Start of TEXT SHOWN

Clumsy Rush has you and a friend racing hippopotamuses by controlling both their left and right legs independently, all with the intent of being the one wearing the crown at the finish line. For players of all ages, this game is one to be played with a friend, laughing at the game’s hilarity with every awkward step of the way. It’s also beautiful that much of the game’s budget and proceeds will be used to support African wildlife and adopt endangered hippopotamus – so much respect!
The gameplay controls are simultaneously simplistic and complicated – easy to learn, difficult to master. With the ultimate goal to get your hippo across the finish line with the crown on its head, you only really have to move in a straight line, which is easier said than done (especially when your friend is trying to dash into you). To move your hippo’s left leg, you press ZL and to move it’s right leg, ZR; the longer you press the trigger, the bigger movement that leg will do. With the A button, you can even throw the crown off of your hippo’s head and dash, really mixing up the gameplay in a pinch.
On that note, Clumsy Rush can either be played solo or with one friend. In single-player mode, it can be argued that the game takes a more strategic approach as due to the admittance of a timer and the pressure of a player to compete against, you’re free to plan out your next moves; whereas with a friend, strategy almost goes out the window as you both clamber and dive over each other to get the crown.

End of TEXT SHOWN

TASKS FOR THIS EXERCISE:
1. Reproduce the passage of the Clumsy Rush review from "On that note, Clumsy" down to "get the crown.", copying it word for word.
2. Format everything from the start of the records down to the line containing "- y-tick-label: 1.4: [44, 0, 70, 19]" as a JSON list of strings, with one string per line and blank lines omitted.

Start of DATA PROVIDED

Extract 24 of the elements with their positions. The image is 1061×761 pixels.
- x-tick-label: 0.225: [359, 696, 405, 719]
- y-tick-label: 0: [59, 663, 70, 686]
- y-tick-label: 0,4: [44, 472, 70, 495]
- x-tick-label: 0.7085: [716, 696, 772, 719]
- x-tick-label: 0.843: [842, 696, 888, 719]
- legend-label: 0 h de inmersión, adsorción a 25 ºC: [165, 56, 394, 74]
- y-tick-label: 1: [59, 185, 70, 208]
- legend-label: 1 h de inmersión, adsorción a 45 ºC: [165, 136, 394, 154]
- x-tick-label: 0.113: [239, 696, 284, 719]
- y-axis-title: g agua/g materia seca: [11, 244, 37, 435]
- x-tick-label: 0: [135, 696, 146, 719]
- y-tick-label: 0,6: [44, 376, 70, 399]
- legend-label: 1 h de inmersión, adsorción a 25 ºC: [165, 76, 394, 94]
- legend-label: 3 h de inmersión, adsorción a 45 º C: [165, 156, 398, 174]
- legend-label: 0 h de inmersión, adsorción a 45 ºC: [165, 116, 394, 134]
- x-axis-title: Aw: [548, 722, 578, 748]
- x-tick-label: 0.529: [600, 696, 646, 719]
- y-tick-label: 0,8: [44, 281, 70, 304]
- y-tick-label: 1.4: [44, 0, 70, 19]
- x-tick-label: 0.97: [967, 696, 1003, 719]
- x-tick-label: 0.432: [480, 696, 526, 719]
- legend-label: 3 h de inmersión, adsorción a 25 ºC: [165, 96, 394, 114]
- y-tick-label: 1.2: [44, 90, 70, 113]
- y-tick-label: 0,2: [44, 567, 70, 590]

End of DATA PROVIDED

THE RESPONSES:
1.
On that note, Clumsy Rush can either be played solo or with one friend. In single-player mode, it can be argued that the game takes a more strategic approach as due to the admittance of a timer and the pressure of a player to compete against, you’re free to plan out your next moves; whereas with a friend, strategy almost goes out the window as you both clamber and dive over each other to get the crown.

2.
[
  "Extract 24 of the elements with their positions. The image is 1061×761 pixels.",
  "- x-tick-label: 0.225: [359, 696, 405, 719]",
  "- y-tick-label: 0: [59, 663, 70, 686]",
  "- y-tick-label: 0,4: [44, 472, 70, 495]",
  "- x-tick-label: 0.7085: [716, 696, 772, 719]",
  "- x-tick-label: 0.843: [842, 696, 888, 719]",
  "- legend-label: 0 h de inmersión, adsorción a 25 ºC: [165, 56, 394, 74]",
  "- y-tick-label: 1: [59, 185, 70, 208]",
  "- legend-label: 1 h de inmersión, adsorción a 45 ºC: [165, 136, 394, 154]",
  "- x-tick-label: 0.113: [239, 696, 284, 719]",
  "- y-axis-title: g agua/g materia seca: [11, 244, 37, 435]",
  "- x-tick-label: 0: [135, 696, 146, 719]",
  "- y-tick-label: 0,6: [44, 376, 70, 399]",
  "- legend-label: 1 h de inmersión, adsorción a 25 ºC: [165, 76, 394, 94]",
  "- legend-label: 3 h de inmersión, adsorción a 45 º C: [165, 156, 398, 174]",
  "- legend-label: 0 h de inmersión, adsorción a 45 ºC: [165, 116, 394, 134]",
  "- x-axis-title: Aw: [548, 722, 578, 748]",
  "- x-tick-label: 0.529: [600, 696, 646, 719]",
  "- y-tick-label: 0,8: [44, 281, 70, 304]",
  "- y-tick-label: 1.4: [44, 0, 70, 19]"
]